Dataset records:
-- Start --
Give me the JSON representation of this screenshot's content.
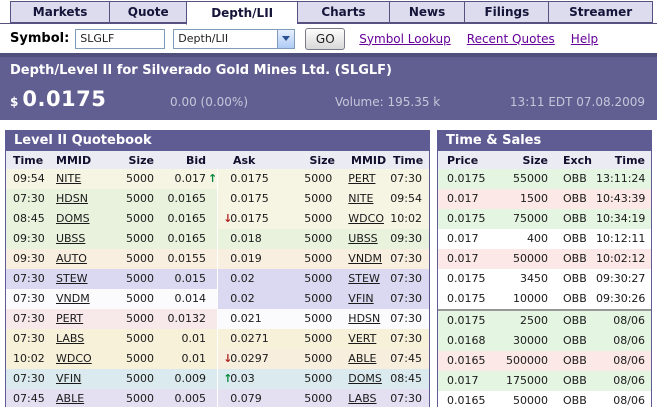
{
  "nav": {
    "tabs": [
      {
        "label": "Markets"
      },
      {
        "label": "Quote"
      },
      {
        "label": "Depth/LII"
      },
      {
        "label": "Charts"
      },
      {
        "label": "News"
      },
      {
        "label": "Filings"
      },
      {
        "label": "Streamer"
      }
    ],
    "active_tab": "Depth/LII"
  },
  "symbol_bar": {
    "label": "Symbol:",
    "symbol_value": "SLGLF",
    "view_selected": "Depth/LII",
    "go_label": "GO",
    "links": [
      {
        "label": "Symbol Lookup"
      },
      {
        "label": "Recent Quotes"
      },
      {
        "label": "Help"
      }
    ]
  },
  "quote_header": {
    "title": "Depth/Level II for Silverado Gold Mines Ltd.  (SLGLF)",
    "currency": "$",
    "price": "0.0175",
    "change": "0.00 (0.00%)",
    "volume": "Volume: 195.35 k",
    "timestamp": "13:11 EDT 07.08.2009"
  },
  "level2": {
    "title": "Level II Quotebook",
    "headers": [
      "Time",
      "MMID",
      "Size",
      "Bid",
      "Ask",
      "Size",
      "MMID",
      "Time"
    ],
    "rows": [
      {
        "bid_time": "09:54",
        "bid_mmid": "NITE",
        "bid_size": "5000",
        "bid": "0.017",
        "bid_arrow": "↑",
        "bid_arrow_color": "#00883c",
        "ask_arrow": "",
        "ask": "0.0175",
        "ask_size": "5000",
        "ask_mmid": "PERT",
        "ask_time": "07:30",
        "bid_bg": "#f6f4e2",
        "ask_bg": "#f6f4e2"
      },
      {
        "bid_time": "07:30",
        "bid_mmid": "HDSN",
        "bid_size": "5000",
        "bid": "0.0165",
        "bid_arrow": "",
        "ask_arrow": "",
        "ask": "0.0175",
        "ask_size": "5000",
        "ask_mmid": "NITE",
        "ask_time": "09:54",
        "bid_bg": "#e8f2dd",
        "ask_bg": "#f6f4e2"
      },
      {
        "bid_time": "08:45",
        "bid_mmid": "DOMS",
        "bid_size": "5000",
        "bid": "0.0165",
        "bid_arrow": "",
        "ask_arrow": "↓",
        "ask_arrow_color": "#b22222",
        "ask": "0.0175",
        "ask_size": "5000",
        "ask_mmid": "WDCO",
        "ask_time": "10:02",
        "bid_bg": "#e8f2dd",
        "ask_bg": "#f6f4e2"
      },
      {
        "bid_time": "09:30",
        "bid_mmid": "UBSS",
        "bid_size": "5000",
        "bid": "0.0165",
        "bid_arrow": "",
        "ask_arrow": "",
        "ask": "0.018",
        "ask_size": "5000",
        "ask_mmid": "UBSS",
        "ask_time": "09:30",
        "bid_bg": "#e8f2dd",
        "ask_bg": "#e8f2dd"
      },
      {
        "bid_time": "09:30",
        "bid_mmid": "AUTO",
        "bid_size": "5000",
        "bid": "0.0155",
        "bid_arrow": "",
        "ask_arrow": "",
        "ask": "0.019",
        "ask_size": "5000",
        "ask_mmid": "VNDM",
        "ask_time": "07:30",
        "bid_bg": "#f9efe0",
        "ask_bg": "#f9efe0"
      },
      {
        "bid_time": "07:30",
        "bid_mmid": "STEW",
        "bid_size": "5000",
        "bid": "0.015",
        "bid_arrow": "",
        "ask_arrow": "",
        "ask": "0.02",
        "ask_size": "5000",
        "ask_mmid": "STEW",
        "ask_time": "07:30",
        "bid_bg": "#dbd9f1",
        "ask_bg": "#dbd9f1"
      },
      {
        "bid_time": "07:30",
        "bid_mmid": "VNDM",
        "bid_size": "5000",
        "bid": "0.014",
        "bid_arrow": "",
        "ask_arrow": "",
        "ask": "0.02",
        "ask_size": "5000",
        "ask_mmid": "VFIN",
        "ask_time": "07:30",
        "bid_bg": "#fbfbfd",
        "ask_bg": "#dbd9f1"
      },
      {
        "bid_time": "07:30",
        "bid_mmid": "PERT",
        "bid_size": "5000",
        "bid": "0.0132",
        "bid_arrow": "",
        "ask_arrow": "",
        "ask": "0.021",
        "ask_size": "5000",
        "ask_mmid": "HDSN",
        "ask_time": "07:30",
        "bid_bg": "#f7e8e9",
        "ask_bg": "#fbfbfd"
      },
      {
        "bid_time": "07:30",
        "bid_mmid": "LABS",
        "bid_size": "5000",
        "bid": "0.01",
        "bid_arrow": "",
        "ask_arrow": "",
        "ask": "0.0271",
        "ask_size": "5000",
        "ask_mmid": "VERT",
        "ask_time": "07:30",
        "bid_bg": "#f7f1da",
        "ask_bg": "#f7f1da"
      },
      {
        "bid_time": "10:02",
        "bid_mmid": "WDCO",
        "bid_size": "5000",
        "bid": "0.01",
        "bid_arrow": "",
        "ask_arrow": "↓",
        "ask_arrow_color": "#b22222",
        "ask": "0.0297",
        "ask_size": "5000",
        "ask_mmid": "ABLE",
        "ask_time": "07:45",
        "bid_bg": "#f7f1da",
        "ask_bg": "#f8eedd"
      },
      {
        "bid_time": "07:30",
        "bid_mmid": "VFIN",
        "bid_size": "5000",
        "bid": "0.009",
        "bid_arrow": "",
        "ask_arrow": "↑",
        "ask_arrow_color": "#00883c",
        "ask": "0.03",
        "ask_size": "5000",
        "ask_mmid": "DOMS",
        "ask_time": "08:45",
        "bid_bg": "#dbeaee",
        "ask_bg": "#dbeaee"
      },
      {
        "bid_time": "07:45",
        "bid_mmid": "ABLE",
        "bid_size": "5000",
        "bid": "0.005",
        "bid_arrow": "",
        "ask_arrow": "",
        "ask": "0.079",
        "ask_size": "5000",
        "ask_mmid": "LABS",
        "ask_time": "07:30",
        "bid_bg": "#e4e0f2",
        "ask_bg": "#e4e0f2"
      }
    ]
  },
  "time_sales": {
    "title": "Time & Sales",
    "headers": [
      "Price",
      "Size",
      "Exch",
      "Time"
    ],
    "rows": [
      {
        "price": "0.0175",
        "size": "55000",
        "exch": "OBB",
        "time": "13:11:24",
        "bg": "#e4f5e2"
      },
      {
        "price": "0.017",
        "size": "1500",
        "exch": "OBB",
        "time": "10:43:39",
        "bg": "#fce8e6"
      },
      {
        "price": "0.0175",
        "size": "75000",
        "exch": "OBB",
        "time": "10:34:19",
        "bg": "#e4f5e2"
      },
      {
        "price": "0.017",
        "size": "400",
        "exch": "OBB",
        "time": "10:12:11",
        "bg": "#ffffff"
      },
      {
        "price": "0.017",
        "size": "50000",
        "exch": "OBB",
        "time": "10:02:12",
        "bg": "#fce8e6"
      },
      {
        "price": "0.0175",
        "size": "3450",
        "exch": "OBB",
        "time": "09:30:27",
        "bg": "#ffffff"
      },
      {
        "price": "0.0175",
        "size": "10000",
        "exch": "OBB",
        "time": "09:30:26",
        "bg": "#ffffff"
      },
      {
        "price": "0.0175",
        "size": "2500",
        "exch": "OBB",
        "time": "08/06",
        "bg": "#e4f5e2"
      },
      {
        "price": "0.0168",
        "size": "30000",
        "exch": "OBB",
        "time": "08/06",
        "bg": "#e4f5e2"
      },
      {
        "price": "0.0165",
        "size": "500000",
        "exch": "OBB",
        "time": "08/06",
        "bg": "#fce8e6"
      },
      {
        "price": "0.017",
        "size": "175000",
        "exch": "OBB",
        "time": "08/06",
        "bg": "#e4f5e2"
      },
      {
        "price": "0.0165",
        "size": "50000",
        "exch": "OBB",
        "time": "08/06",
        "bg": "#ffffff"
      }
    ]
  },
  "colors": {
    "accent_purple": "#5e5c93",
    "header_purple": "#615f92",
    "tab_bg": "#dcdcee",
    "tab_border": "#55527f",
    "link_purple": "#660099",
    "up_green": "#00883c",
    "down_red": "#b22222"
  }
}
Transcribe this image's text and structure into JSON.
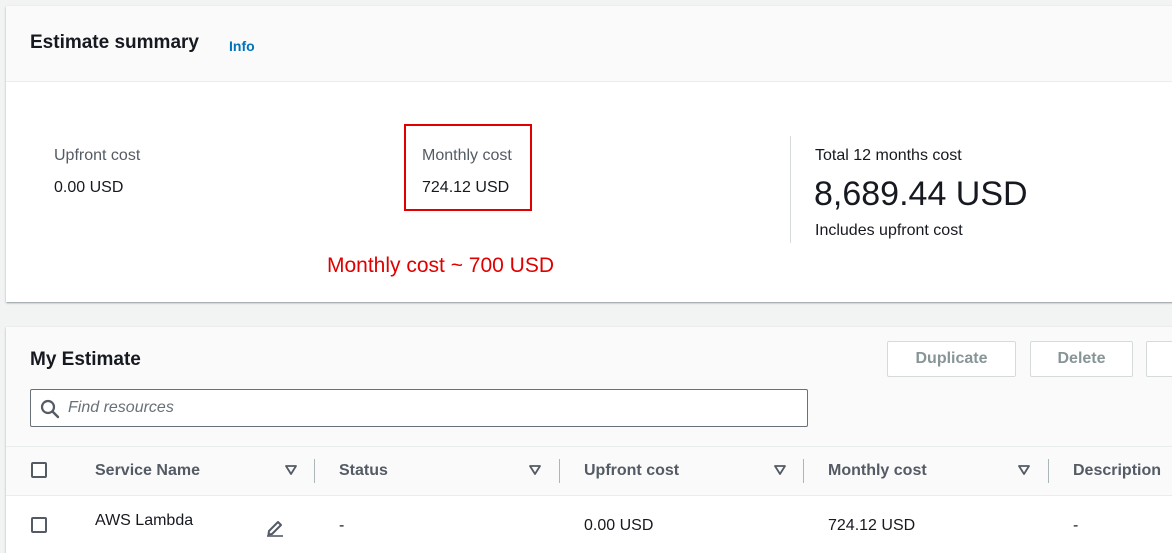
-- End --
Stated exercise => Above are several records. Count the lines among them that contain "title" and give only the total.

Exercise output => 3